**Exercise prompt:** Could you copy exactly the lines from the one containing "Read out every word on this page." through the last line of the records below, leaving out any pictures?

+++ Data records +++

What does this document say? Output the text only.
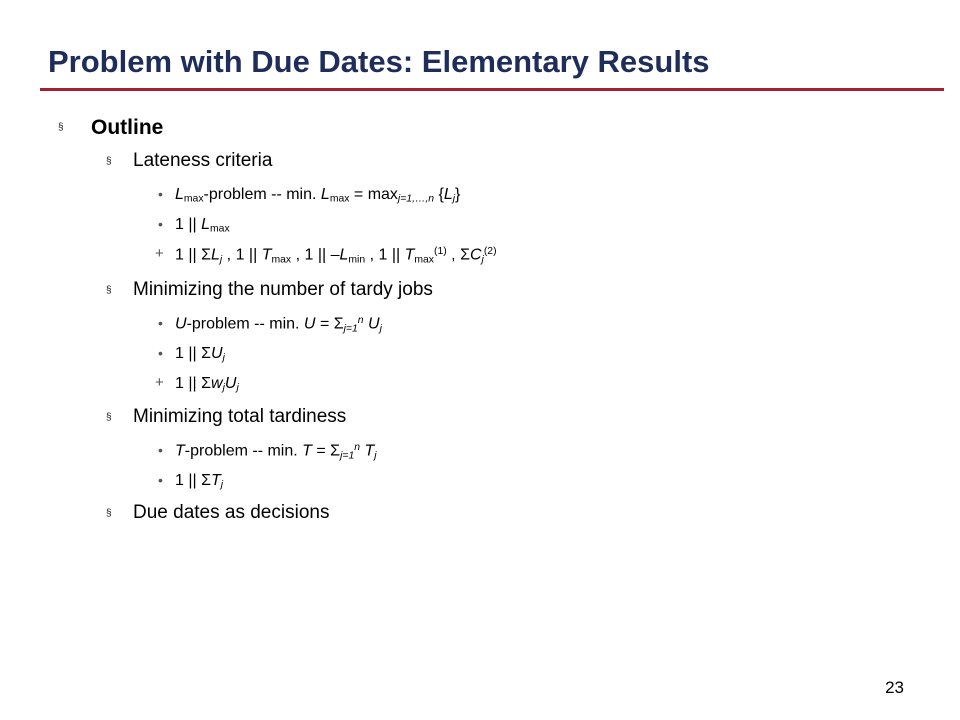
Problem with Due Dates: Elementary Results
§ Outline
§ Lateness criteria
• $L_{max}$-problem -- min. $L_{max} = \max_{j=1,\dots,n} \{L_j\}$
• 1 || $L_{max}$
+ 1 || $\Sigma L_j$ , 1 || $T_{max}$ , 1 || $-L_{min}$ , 1 || $T_{max}^{(1)}$ , $\Sigma C_j^{(2)}$
§ Minimizing the number of tardy jobs
• U-problem -- min. $U = \Sigma_{j=1}^n$ $U_j$
• 1 || $\Sigma U_j$
+ 1 || $\Sigma w_jU_j$
§ Minimizing total tardiness
• T-problem -- min. $T = \Sigma_{j=1}^n$ $T_j$
• 1 || $\Sigma T_j$
§ Due dates as decisions
23
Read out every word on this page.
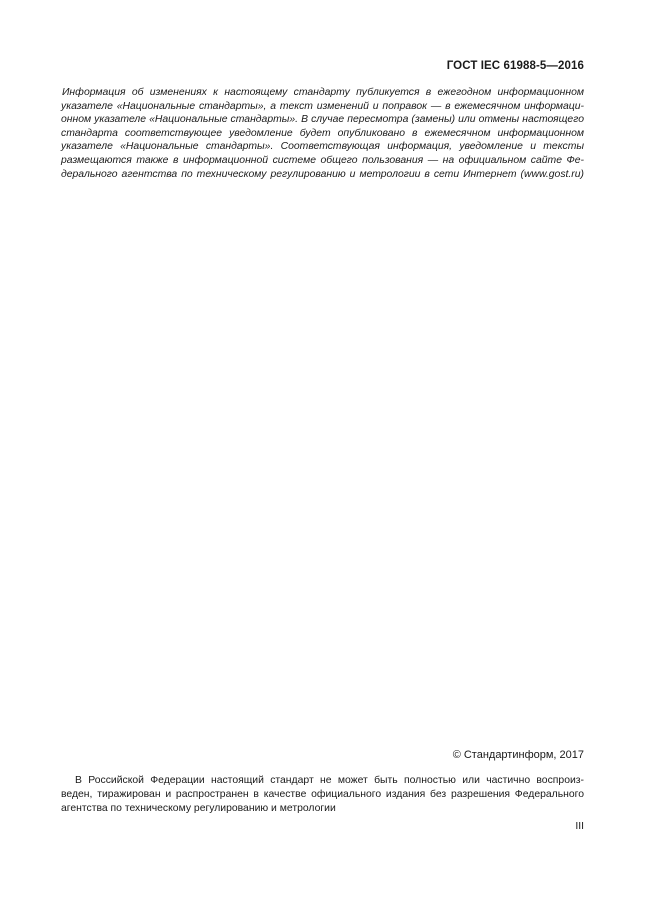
ГОСТ IEC 61988-5—2016
Информация об изменениях к настоящему стандарту публикуется в ежегодном информационном
указателе «Национальные стандарты», а текст изменений и поправок — в ежемесячном информаци-
онном указателе «Национальные стандарты». В случае пересмотра (замены) или отмены настоящего
стандарта соответствующее уведомление будет опубликовано в ежемесячном информационном
указателе «Национальные стандарты». Соответствующая информация, уведомление и тексты
размещаются также в информационной системе общего пользования — на официальном сайте Фе-
дерального агентства по техническому регулированию и метрологии в сети Интернет (www.gost.ru)
© Стандартинформ, 2017
В Российской Федерации настоящий стандарт не может быть полностью или частично воспроиз-
веден, тиражирован и распространен в качестве официального издания без разрешения Федерального
агентства по техническому регулированию и метрологии
III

+++

**Solution:**
Read out every word on this page.
ГОСТ IEC 61988-5—2016
Информация об изменениях к настоящему стандарту публикуется в ежегодном информационном
указателе «Национальные стандарты», а текст изменений и поправок — в ежемесячном информаци-
онном указателе «Национальные стандарты». В случае пересмотра (замены) или отмены настоящего
стандарта соответствующее уведомление будет опубликовано в ежемесячном информационном
указателе «Национальные стандарты». Соответствующая информация, уведомление и тексты
размещаются также в информационной системе общего пользования — на официальном сайте Фе-
дерального агентства по техническому регулированию и метрологии в сети Интернет (www.gost.ru)
© Стандартинформ, 2017
В Российской Федерации настоящий стандарт не может быть полностью или частично воспроиз-
веден, тиражирован и распространен в качестве официального издания без разрешения Федерального
агентства по техническому регулированию и метрологии
III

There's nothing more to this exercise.